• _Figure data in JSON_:
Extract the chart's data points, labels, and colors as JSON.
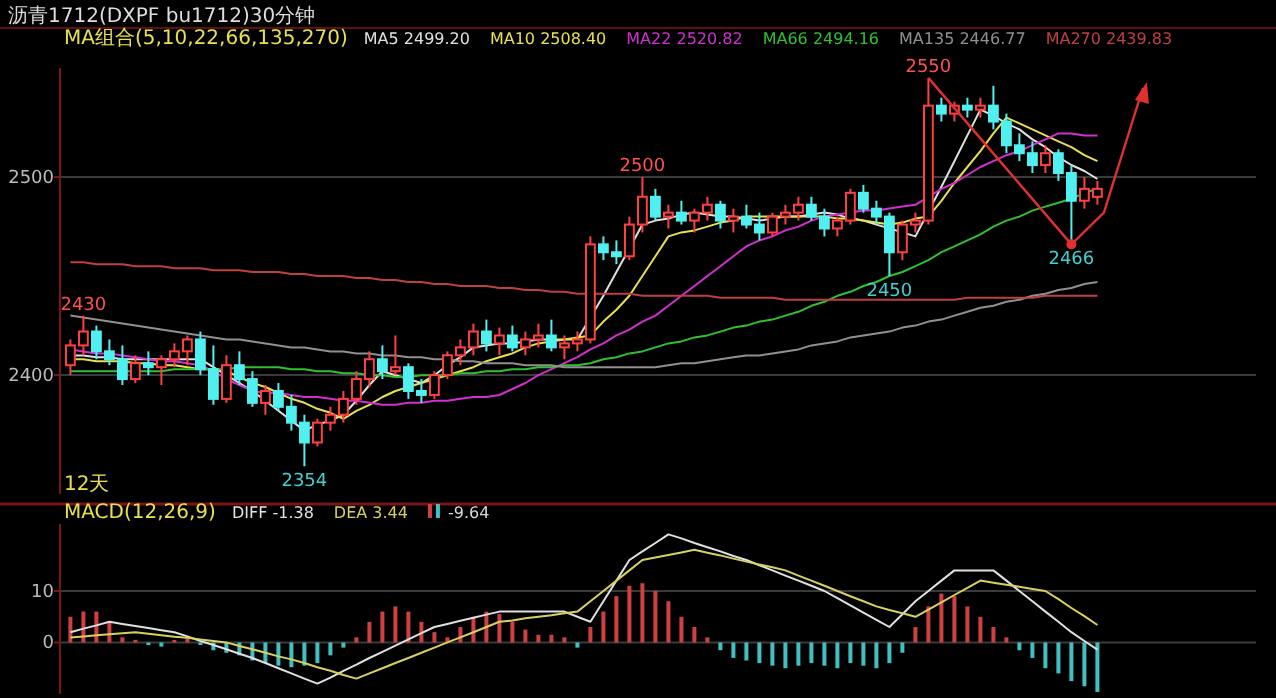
{
  "chart_data": [
    {
      "type": "candlestick",
      "title": "沥青1712(DXPF bu1712)30分钟",
      "legend_title": "MA组合(5,10,22,66,135,270)",
      "legend": "top",
      "grid": "y",
      "tick_labels": "y",
      "categories": [
        null,
        null,
        null,
        null,
        null,
        null,
        null,
        null,
        null,
        null,
        null,
        null,
        null,
        null,
        null,
        null,
        null,
        null,
        null,
        null,
        null,
        null,
        null,
        null,
        null,
        null,
        null,
        null,
        null,
        null,
        null,
        null,
        null,
        null,
        null,
        null,
        null,
        null,
        null,
        null,
        null,
        null,
        null,
        null,
        null,
        null,
        null,
        null,
        null,
        null,
        null,
        null,
        null,
        null,
        null,
        null,
        null,
        null,
        null,
        null,
        null,
        null,
        null,
        null,
        null,
        null,
        null,
        null,
        null,
        null,
        null,
        null,
        null,
        null,
        null,
        null,
        null,
        null,
        null,
        null
      ],
      "ohlc": [
        [
          2405,
          2418,
          2400,
          2415
        ],
        [
          2415,
          2430,
          2410,
          2422
        ],
        [
          2422,
          2425,
          2408,
          2412
        ],
        [
          2412,
          2418,
          2405,
          2408
        ],
        [
          2408,
          2415,
          2395,
          2398
        ],
        [
          2398,
          2410,
          2396,
          2406
        ],
        [
          2406,
          2412,
          2400,
          2404
        ],
        [
          2404,
          2410,
          2395,
          2408
        ],
        [
          2408,
          2416,
          2404,
          2412
        ],
        [
          2412,
          2420,
          2405,
          2418
        ],
        [
          2418,
          2422,
          2400,
          2403
        ],
        [
          2403,
          2415,
          2385,
          2388
        ],
        [
          2388,
          2410,
          2386,
          2405
        ],
        [
          2405,
          2412,
          2395,
          2398
        ],
        [
          2398,
          2402,
          2384,
          2386
        ],
        [
          2386,
          2395,
          2380,
          2392
        ],
        [
          2392,
          2396,
          2382,
          2384
        ],
        [
          2384,
          2390,
          2372,
          2376
        ],
        [
          2376,
          2380,
          2354,
          2366
        ],
        [
          2366,
          2378,
          2364,
          2376
        ],
        [
          2376,
          2384,
          2372,
          2380
        ],
        [
          2380,
          2392,
          2376,
          2388
        ],
        [
          2388,
          2402,
          2385,
          2398
        ],
        [
          2398,
          2412,
          2394,
          2408
        ],
        [
          2408,
          2415,
          2398,
          2402
        ],
        [
          2402,
          2420,
          2400,
          2404
        ],
        [
          2404,
          2406,
          2388,
          2392
        ],
        [
          2392,
          2398,
          2386,
          2390
        ],
        [
          2390,
          2402,
          2388,
          2400
        ],
        [
          2400,
          2412,
          2398,
          2410
        ],
        [
          2410,
          2418,
          2405,
          2414
        ],
        [
          2414,
          2426,
          2410,
          2422
        ],
        [
          2422,
          2428,
          2412,
          2416
        ],
        [
          2416,
          2424,
          2410,
          2420
        ],
        [
          2420,
          2425,
          2412,
          2414
        ],
        [
          2414,
          2422,
          2410,
          2418
        ],
        [
          2418,
          2426,
          2414,
          2420
        ],
        [
          2420,
          2428,
          2412,
          2414
        ],
        [
          2414,
          2420,
          2408,
          2416
        ],
        [
          2416,
          2422,
          2412,
          2418
        ],
        [
          2418,
          2470,
          2416,
          2466
        ],
        [
          2466,
          2470,
          2458,
          2462
        ],
        [
          2462,
          2468,
          2456,
          2460
        ],
        [
          2460,
          2480,
          2458,
          2476
        ],
        [
          2476,
          2500,
          2472,
          2490
        ],
        [
          2490,
          2494,
          2478,
          2480
        ],
        [
          2480,
          2486,
          2474,
          2482
        ],
        [
          2482,
          2488,
          2476,
          2478
        ],
        [
          2478,
          2484,
          2472,
          2482
        ],
        [
          2482,
          2490,
          2478,
          2486
        ],
        [
          2486,
          2488,
          2474,
          2478
        ],
        [
          2478,
          2484,
          2472,
          2480
        ],
        [
          2480,
          2486,
          2474,
          2476
        ],
        [
          2476,
          2482,
          2468,
          2472
        ],
        [
          2472,
          2482,
          2470,
          2480
        ],
        [
          2480,
          2486,
          2476,
          2482
        ],
        [
          2482,
          2490,
          2478,
          2486
        ],
        [
          2486,
          2490,
          2478,
          2480
        ],
        [
          2480,
          2484,
          2470,
          2474
        ],
        [
          2474,
          2480,
          2470,
          2478
        ],
        [
          2478,
          2494,
          2476,
          2492
        ],
        [
          2492,
          2496,
          2482,
          2484
        ],
        [
          2484,
          2488,
          2476,
          2480
        ],
        [
          2480,
          2482,
          2450,
          2462
        ],
        [
          2462,
          2478,
          2458,
          2476
        ],
        [
          2476,
          2482,
          2472,
          2478
        ],
        [
          2478,
          2550,
          2476,
          2536
        ],
        [
          2536,
          2540,
          2528,
          2532
        ],
        [
          2532,
          2538,
          2528,
          2536
        ],
        [
          2536,
          2540,
          2530,
          2534
        ],
        [
          2534,
          2540,
          2530,
          2536
        ],
        [
          2536,
          2546,
          2524,
          2528
        ],
        [
          2528,
          2532,
          2512,
          2516
        ],
        [
          2516,
          2522,
          2508,
          2512
        ],
        [
          2512,
          2518,
          2502,
          2506
        ],
        [
          2506,
          2516,
          2502,
          2512
        ],
        [
          2512,
          2514,
          2498,
          2502
        ],
        [
          2502,
          2506,
          2466,
          2488
        ],
        [
          2488,
          2500,
          2484,
          2494
        ],
        [
          2490,
          2498,
          2486,
          2494
        ]
      ],
      "colors": [
        "#ff4040",
        "#ff4040",
        "#50f0f0",
        "#50f0f0",
        "#50f0f0",
        "#ff4040",
        "#50f0f0",
        "#ff4040",
        "#ff4040",
        "#ff4040",
        "#50f0f0",
        "#50f0f0",
        "#ff4040",
        "#50f0f0",
        "#50f0f0",
        "#ff4040",
        "#50f0f0",
        "#50f0f0",
        "#50f0f0",
        "#ff4040",
        "#ff4040",
        "#ff4040",
        "#ff4040",
        "#ff4040",
        "#50f0f0",
        "#ff4040",
        "#50f0f0",
        "#50f0f0",
        "#ff4040",
        "#ff4040",
        "#ff4040",
        "#ff4040",
        "#50f0f0",
        "#ff4040",
        "#50f0f0",
        "#ff4040",
        "#ff4040",
        "#50f0f0",
        "#ff4040",
        "#ff4040",
        "#ff4040",
        "#50f0f0",
        "#50f0f0",
        "#ff4040",
        "#ff4040",
        "#50f0f0",
        "#ff4040",
        "#50f0f0",
        "#ff4040",
        "#ff4040",
        "#50f0f0",
        "#ff4040",
        "#50f0f0",
        "#50f0f0",
        "#ff4040",
        "#ff4040",
        "#ff4040",
        "#50f0f0",
        "#50f0f0",
        "#ff4040",
        "#ff4040",
        "#50f0f0",
        "#50f0f0",
        "#50f0f0",
        "#ff4040",
        "#ff4040",
        "#ff4040",
        "#50f0f0",
        "#ff4040",
        "#50f0f0",
        "#ff4040",
        "#50f0f0",
        "#50f0f0",
        "#50f0f0",
        "#50f0f0",
        "#ff4040",
        "#50f0f0",
        "#50f0f0",
        "#ff4040",
        "#ff4040"
      ],
      "series": [
        {
          "name": "MA5 2499.20",
          "type": "line",
          "color": "#e0e0e0",
          "values": [
            2410,
            2410,
            2409,
            2409,
            2408,
            2408,
            2408,
            2408,
            2408,
            2408,
            2408,
            2404,
            2400,
            2396,
            2392,
            2387,
            2382,
            2377,
            2372,
            2375,
            2377,
            2380,
            2387,
            2395,
            2402,
            2400,
            2398,
            2396,
            2400,
            2405,
            2409,
            2414,
            2415,
            2416,
            2416,
            2417,
            2418,
            2418,
            2418,
            2418,
            2429,
            2440,
            2452,
            2464,
            2476,
            2478,
            2479,
            2481,
            2482,
            2481,
            2480,
            2480,
            2479,
            2478,
            2479,
            2480,
            2480,
            2481,
            2482,
            2481,
            2479,
            2478,
            2476,
            2474,
            2472,
            2470,
            null,
            2495,
            2508,
            2521,
            2534,
            2531,
            2527,
            2524,
            2519,
            2515,
            2510,
            2506,
            2503,
            2499
          ]
        },
        {
          "name": "MA10 2508.40",
          "type": "line",
          "color": "#e8e050",
          "values": [
            2408,
            2408,
            2407,
            2407,
            2407,
            2406,
            2406,
            2405,
            2405,
            2404,
            2403,
            2403,
            2402,
            2399,
            2396,
            2394,
            2391,
            2388,
            2386,
            2383,
            2381,
            2378,
            2382,
            2385,
            2389,
            2392,
            2394,
            2396,
            2398,
            2400,
            2402,
            2404,
            2407,
            2409,
            2411,
            2414,
            2416,
            2417,
            2418,
            2419,
            2420,
            2427,
            2433,
            2440,
            2450,
            2460,
            2470,
            2472,
            2473,
            2475,
            2477,
            2478,
            2480,
            2480,
            2480,
            2480,
            2480,
            2480,
            2480,
            2479,
            2479,
            2478,
            2477,
            2476,
            2477,
            2479,
            2480,
            2488,
            2497,
            2505,
            2513,
            2522,
            2530,
            2527,
            2524,
            2521,
            2518,
            2515,
            2511,
            2508
          ]
        },
        {
          "name": "MA22 2520.82",
          "type": "line",
          "color": "#d030d0",
          "values": [
            2413,
            2412,
            2411,
            2411,
            2410,
            2409,
            2408,
            2407,
            2407,
            2406,
            2405,
            2402,
            2398,
            2395,
            2392,
            2391,
            2391,
            2390,
            2389,
            2389,
            2388,
            2387,
            2387,
            2386,
            2385,
            2385,
            2386,
            2386,
            2387,
            2387,
            2388,
            2389,
            2389,
            2390,
            2393,
            2396,
            2400,
            2403,
            2406,
            2409,
            2413,
            2416,
            2420,
            2423,
            2427,
            2430,
            2435,
            2440,
            2445,
            2450,
            2455,
            2460,
            2465,
            2468,
            2470,
            2473,
            2475,
            2478,
            2480,
            2481,
            2482,
            2483,
            2483,
            2484,
            2485,
            2486,
            2490,
            2494,
            2497,
            2501,
            2505,
            2508,
            2511,
            2513,
            2516,
            2519,
            2522,
            2522,
            2521,
            2521
          ]
        },
        {
          "name": "MA66 2494.16",
          "type": "line",
          "color": "#30c030",
          "values": [
            2402,
            2402,
            2402,
            2402,
            2402,
            2402,
            2402,
            2402,
            2403,
            2403,
            2403,
            2403,
            2403,
            2404,
            2404,
            2404,
            2404,
            2403,
            2403,
            2402,
            2402,
            2401,
            2401,
            2400,
            2400,
            2399,
            2399,
            2400,
            2400,
            2400,
            2401,
            2401,
            2402,
            2402,
            2403,
            2403,
            2404,
            2404,
            2405,
            2405,
            2406,
            2408,
            2409,
            2411,
            2412,
            2414,
            2416,
            2417,
            2419,
            2420,
            2422,
            2424,
            2425,
            2427,
            2428,
            2430,
            2432,
            2435,
            2437,
            2440,
            2442,
            2445,
            2447,
            2450,
            2452,
            2455,
            2458,
            2462,
            2465,
            2468,
            2471,
            2475,
            2478,
            2480,
            2483,
            2485,
            2487,
            2489,
            2492,
            2494
          ]
        },
        {
          "name": "MA135 2446.77",
          "type": "line",
          "color": "#909090",
          "values": [
            2430,
            2429,
            2428,
            2427,
            2426,
            2425,
            2424,
            2423,
            2422,
            2421,
            2420,
            2419,
            2418,
            2418,
            2417,
            2416,
            2415,
            2414,
            2414,
            2413,
            2412,
            2412,
            2411,
            2411,
            2410,
            2410,
            2409,
            2409,
            2408,
            2408,
            2407,
            2407,
            2406,
            2406,
            2406,
            2405,
            2405,
            2405,
            2404,
            2404,
            2404,
            2404,
            2404,
            2404,
            2404,
            2404,
            2405,
            2406,
            2406,
            2407,
            2408,
            2409,
            2410,
            2410,
            2411,
            2412,
            2413,
            2415,
            2416,
            2417,
            2419,
            2420,
            2421,
            2422,
            2424,
            2425,
            2427,
            2428,
            2430,
            2432,
            2434,
            2435,
            2437,
            2438,
            2440,
            2441,
            2443,
            2444,
            2446,
            2447
          ]
        },
        {
          "name": "MA270 2439.83",
          "type": "line",
          "color": "#c04040",
          "values": [
            2457,
            2457,
            2456,
            2456,
            2456,
            2455,
            2455,
            2455,
            2454,
            2454,
            2454,
            2453,
            2453,
            2453,
            2452,
            2452,
            2452,
            2451,
            2451,
            2450,
            2450,
            2450,
            2449,
            2449,
            2448,
            2448,
            2447,
            2447,
            2446,
            2446,
            2445,
            2445,
            2445,
            2444,
            2444,
            2443,
            2443,
            2442,
            2442,
            2441,
            2441,
            2441,
            2441,
            2441,
            2440,
            2440,
            2440,
            2440,
            2440,
            2440,
            2439,
            2439,
            2439,
            2439,
            2439,
            2438,
            2438,
            2438,
            2438,
            2438,
            2438,
            2438,
            2438,
            2438,
            2438,
            2438,
            2438,
            2438,
            2438,
            2439,
            2439,
            2439,
            2439,
            2439,
            2439,
            2440,
            2440,
            2440,
            2440,
            2440
          ]
        }
      ],
      "ylim": [
        2340,
        2555
      ],
      "yticks": [
        2400,
        2500
      ],
      "annotations": [
        {
          "text": "2430",
          "y": 2430
        },
        {
          "text": "2354",
          "y": 2354
        },
        {
          "text": "2500",
          "y": 2500
        },
        {
          "text": "2450",
          "y": 2450
        },
        {
          "text": "2550",
          "y": 2550
        },
        {
          "text": "2466",
          "y": 2466
        },
        "12天"
      ]
    },
    {
      "type": "bar",
      "legend_title": "MACD(12,26,9)",
      "legend": "top left",
      "grid": "y",
      "tick_labels": "y",
      "categories": [
        null,
        null,
        null,
        null,
        null,
        null,
        null,
        null,
        null,
        null,
        null,
        null,
        null,
        null,
        null,
        null,
        null,
        null,
        null,
        null,
        null,
        null,
        null,
        null,
        null,
        null,
        null,
        null,
        null,
        null,
        null,
        null,
        null,
        null,
        null,
        null,
        null,
        null,
        null,
        null,
        null,
        null,
        null,
        null,
        null,
        null,
        null,
        null,
        null,
        null,
        null,
        null,
        null,
        null,
        null,
        null,
        null,
        null,
        null,
        null,
        null,
        null,
        null,
        null,
        null,
        null,
        null,
        null,
        null,
        null,
        null,
        null,
        null,
        null,
        null,
        null,
        null,
        null,
        null,
        null
      ],
      "series": [
        {
          "name": "DIFF -1.38",
          "type": "line",
          "color": "#e0e0e0",
          "values": [
            2,
            2.7,
            3.3,
            4,
            3.6,
            3.2,
            2.8,
            2.4,
            2,
            1.2,
            0.3,
            -0.5,
            -1.3,
            -2.2,
            -3,
            -4,
            -5,
            -6,
            -7,
            -8,
            -6.8,
            -5.5,
            -4.3,
            -3,
            -1.8,
            -0.6,
            0.6,
            1.8,
            3,
            3.6,
            4.2,
            4.8,
            5.4,
            6,
            6,
            6,
            6,
            6,
            6,
            5,
            4,
            8,
            12,
            16,
            17.7,
            19.3,
            21,
            20.2,
            19.3,
            18.5,
            17.7,
            16.8,
            16,
            15,
            14,
            13,
            12,
            11,
            10,
            8.6,
            7.2,
            5.8,
            4.4,
            3,
            5.5,
            8,
            10,
            12,
            14,
            14,
            14,
            14,
            12,
            10,
            8,
            6,
            4,
            2,
            0.3,
            -1.4
          ]
        },
        {
          "name": "DEA 3.44",
          "type": "line",
          "color": "#d8d060",
          "values": [
            1,
            1.2,
            1.4,
            1.6,
            1.8,
            2,
            1.7,
            1.4,
            1.1,
            0.9,
            0.6,
            0.3,
            0,
            -0.7,
            -1.3,
            -2,
            -2.7,
            -3.3,
            -4,
            -4.8,
            -5.5,
            -6.3,
            -7,
            -6,
            -5,
            -4,
            -3,
            -2,
            -1,
            0,
            1,
            2,
            3,
            4,
            4.3,
            4.7,
            5,
            5.3,
            5.7,
            6,
            8,
            10,
            12,
            14,
            16,
            16.5,
            17,
            17.5,
            18,
            17.4,
            16.9,
            16.3,
            15.7,
            15.1,
            14.6,
            14,
            13,
            12,
            11,
            10,
            9,
            8,
            7,
            6.3,
            5.7,
            5,
            6.4,
            7.8,
            9.2,
            10.6,
            12,
            11.6,
            11.2,
            10.8,
            10.4,
            10,
            8.4,
            6.7,
            5.1,
            3.4
          ]
        },
        {
          "name": "-9.64",
          "type": "bar",
          "color": "#d8d8d8",
          "values": [
            5,
            6,
            6,
            4,
            1,
            0.5,
            -0.5,
            -0.8,
            0.5,
            0.8,
            -0.5,
            -1.5,
            -2,
            -2.5,
            -3.5,
            -4,
            -4.5,
            -4.8,
            -4.5,
            -4,
            -2.5,
            -1,
            1,
            4,
            6,
            7,
            6,
            4,
            2,
            1,
            3,
            5,
            6,
            5.5,
            4,
            2.5,
            1.5,
            1.5,
            1,
            -1,
            3,
            6,
            9,
            11,
            11.5,
            10,
            8,
            5,
            3,
            1,
            -1.5,
            -3,
            -3.5,
            -4,
            -4.5,
            -5,
            -4.5,
            -4,
            -4.5,
            -5,
            -4,
            -4.5,
            -5,
            -4,
            -2,
            3,
            7,
            9.5,
            9,
            7,
            5,
            3,
            1,
            -1.5,
            -3,
            -5,
            -6,
            -7.5,
            -8.5,
            -9.6
          ],
          "colors": [
            "#d04040",
            "#d04040",
            "#d04040",
            "#d04040",
            "#d04040",
            "#d04040",
            "#40c0c0",
            "#40c0c0",
            "#d04040",
            "#d04040",
            "#40c0c0",
            "#40c0c0",
            "#40c0c0",
            "#40c0c0",
            "#40c0c0",
            "#40c0c0",
            "#40c0c0",
            "#40c0c0",
            "#40c0c0",
            "#40c0c0",
            "#40c0c0",
            "#40c0c0",
            "#d04040",
            "#d04040",
            "#d04040",
            "#d04040",
            "#d04040",
            "#d04040",
            "#d04040",
            "#d04040",
            "#d04040",
            "#d04040",
            "#d04040",
            "#d04040",
            "#d04040",
            "#d04040",
            "#d04040",
            "#d04040",
            "#d04040",
            "#40c0c0",
            "#d04040",
            "#d04040",
            "#d04040",
            "#d04040",
            "#d04040",
            "#d04040",
            "#d04040",
            "#d04040",
            "#d04040",
            "#d04040",
            "#40c0c0",
            "#40c0c0",
            "#40c0c0",
            "#40c0c0",
            "#40c0c0",
            "#40c0c0",
            "#40c0c0",
            "#40c0c0",
            "#40c0c0",
            "#40c0c0",
            "#40c0c0",
            "#40c0c0",
            "#40c0c0",
            "#40c0c0",
            "#40c0c0",
            "#d04040",
            "#d04040",
            "#d04040",
            "#d04040",
            "#d04040",
            "#d04040",
            "#d04040",
            "#d04040",
            "#40c0c0",
            "#40c0c0",
            "#40c0c0",
            "#40c0c0",
            "#40c0c0",
            "#40c0c0",
            "#40c0c0"
          ]
        }
      ],
      "ylim": [
        -10,
        23
      ],
      "yticks": [
        0,
        10
      ]
    }
  ]
}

• _WHAT YOU WILL DO_: Report the number of lines in the listing that include the string "name"; give nothing but the number.

• _EXPECTED ANSWER_: 9